• TASK REQUIREMENTS
List the lines of this listing that hold the word "least".

• DATA LISTING
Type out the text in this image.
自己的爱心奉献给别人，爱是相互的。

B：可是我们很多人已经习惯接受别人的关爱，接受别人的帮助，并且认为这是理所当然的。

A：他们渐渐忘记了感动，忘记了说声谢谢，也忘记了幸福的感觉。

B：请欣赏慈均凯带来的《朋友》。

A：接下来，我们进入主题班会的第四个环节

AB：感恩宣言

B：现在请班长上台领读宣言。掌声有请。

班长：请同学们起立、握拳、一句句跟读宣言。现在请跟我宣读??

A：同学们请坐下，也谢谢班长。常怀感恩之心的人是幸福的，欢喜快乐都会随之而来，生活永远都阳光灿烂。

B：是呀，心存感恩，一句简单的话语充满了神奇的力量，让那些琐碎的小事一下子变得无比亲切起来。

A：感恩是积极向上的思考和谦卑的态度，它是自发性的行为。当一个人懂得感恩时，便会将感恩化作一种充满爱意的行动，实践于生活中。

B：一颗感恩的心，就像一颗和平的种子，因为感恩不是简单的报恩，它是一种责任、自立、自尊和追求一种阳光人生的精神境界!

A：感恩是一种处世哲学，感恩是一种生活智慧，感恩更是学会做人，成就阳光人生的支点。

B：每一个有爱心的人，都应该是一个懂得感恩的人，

--

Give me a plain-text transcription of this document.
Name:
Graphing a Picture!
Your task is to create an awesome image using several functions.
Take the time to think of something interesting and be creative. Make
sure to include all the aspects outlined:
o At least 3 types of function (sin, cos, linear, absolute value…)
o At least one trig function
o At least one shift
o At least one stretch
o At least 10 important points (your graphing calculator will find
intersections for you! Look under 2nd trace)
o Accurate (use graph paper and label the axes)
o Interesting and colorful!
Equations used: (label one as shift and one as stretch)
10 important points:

• TASK SOLUTION
o At least 3 types of function (sin, cos, linear, absolute value…)
o At least one trig function
o At least one shift
o At least one stretch
o At least 10 important points (your graphing calculator will find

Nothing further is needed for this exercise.